Extracted entries:
■ ■ ■

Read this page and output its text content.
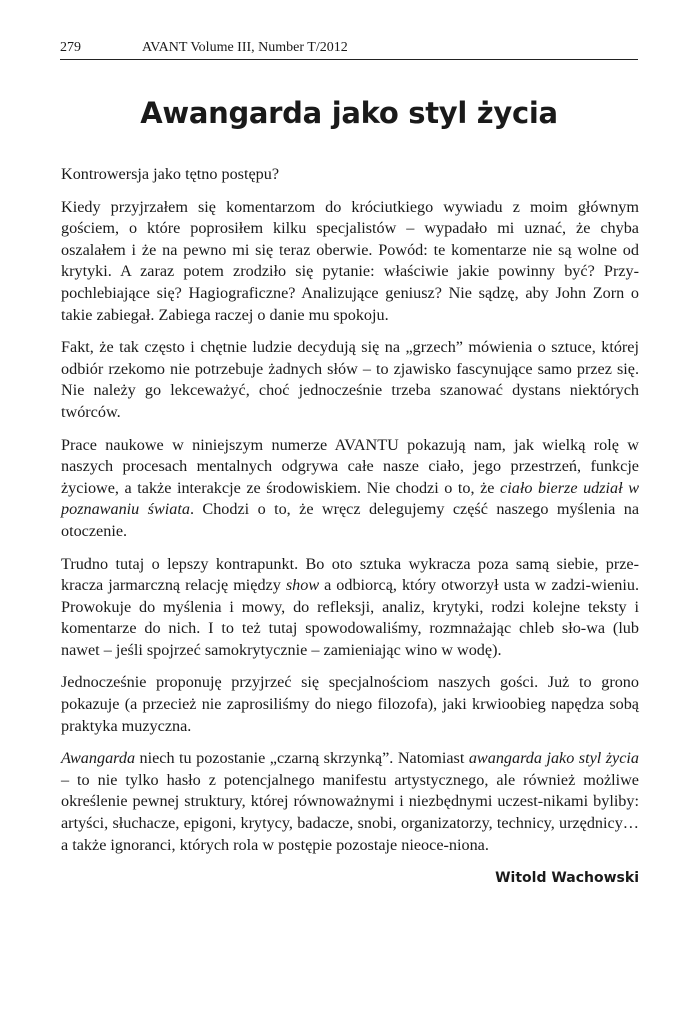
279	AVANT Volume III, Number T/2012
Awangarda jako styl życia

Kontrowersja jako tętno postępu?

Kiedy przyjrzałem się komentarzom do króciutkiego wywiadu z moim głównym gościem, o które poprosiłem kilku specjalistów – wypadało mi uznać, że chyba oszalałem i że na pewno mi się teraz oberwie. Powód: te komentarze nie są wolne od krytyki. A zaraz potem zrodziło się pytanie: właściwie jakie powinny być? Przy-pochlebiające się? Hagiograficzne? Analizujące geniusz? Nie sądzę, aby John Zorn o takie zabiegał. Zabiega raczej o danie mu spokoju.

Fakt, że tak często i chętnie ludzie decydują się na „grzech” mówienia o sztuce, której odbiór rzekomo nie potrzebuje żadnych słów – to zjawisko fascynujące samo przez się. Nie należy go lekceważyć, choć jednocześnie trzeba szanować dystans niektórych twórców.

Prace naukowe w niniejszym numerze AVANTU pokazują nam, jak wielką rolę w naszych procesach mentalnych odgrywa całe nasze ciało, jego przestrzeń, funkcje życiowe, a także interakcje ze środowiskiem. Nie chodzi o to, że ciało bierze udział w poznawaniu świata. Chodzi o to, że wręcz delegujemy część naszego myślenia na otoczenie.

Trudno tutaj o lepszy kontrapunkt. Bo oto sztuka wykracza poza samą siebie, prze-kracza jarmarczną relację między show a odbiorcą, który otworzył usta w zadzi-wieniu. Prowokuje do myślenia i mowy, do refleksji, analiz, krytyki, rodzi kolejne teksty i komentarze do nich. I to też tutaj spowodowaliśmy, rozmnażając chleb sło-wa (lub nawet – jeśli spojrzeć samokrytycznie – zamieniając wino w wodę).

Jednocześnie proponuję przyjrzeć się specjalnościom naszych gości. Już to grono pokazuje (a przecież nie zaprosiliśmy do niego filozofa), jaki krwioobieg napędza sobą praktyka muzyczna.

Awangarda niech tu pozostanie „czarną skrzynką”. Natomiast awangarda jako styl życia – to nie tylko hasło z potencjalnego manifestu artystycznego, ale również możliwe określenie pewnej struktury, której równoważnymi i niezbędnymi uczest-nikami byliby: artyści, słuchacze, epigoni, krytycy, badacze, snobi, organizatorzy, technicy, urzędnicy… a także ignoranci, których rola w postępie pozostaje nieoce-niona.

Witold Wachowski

■ ■ ■

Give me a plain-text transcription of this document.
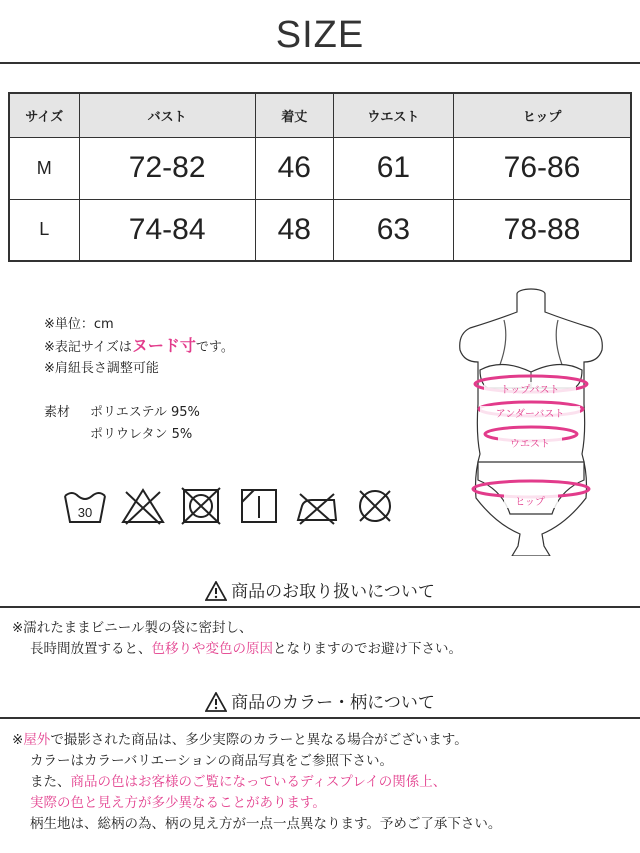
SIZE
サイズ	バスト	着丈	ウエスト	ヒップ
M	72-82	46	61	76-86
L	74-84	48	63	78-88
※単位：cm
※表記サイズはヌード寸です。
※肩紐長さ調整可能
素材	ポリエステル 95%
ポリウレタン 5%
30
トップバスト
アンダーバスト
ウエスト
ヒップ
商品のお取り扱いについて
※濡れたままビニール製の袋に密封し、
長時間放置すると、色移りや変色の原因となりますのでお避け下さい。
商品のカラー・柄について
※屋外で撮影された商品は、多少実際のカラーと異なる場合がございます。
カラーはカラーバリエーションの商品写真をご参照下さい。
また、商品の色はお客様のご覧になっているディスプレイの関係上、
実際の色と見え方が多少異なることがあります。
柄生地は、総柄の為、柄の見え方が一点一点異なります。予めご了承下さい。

■ ■ ■

What you will do: Look through the records and gather each line with the word "styl".

Output for this task:
Awangarda jako styl życia
Awangarda niech tu pozostanie „czarną skrzynką”. Natomiast awangarda jako styl życia – to nie tylko hasło z potencjalnego manifestu artystycznego, ale również możliwe określenie pewnej struktury, której równoważnymi i niezbędnymi uczest-nikami byliby: artyści, słuchacze, epigoni, krytycy, badacze, snobi, organizatorzy, technicy, urzędnicy… a także ignoranci, których rola w postępie pozostaje nieoce-niona.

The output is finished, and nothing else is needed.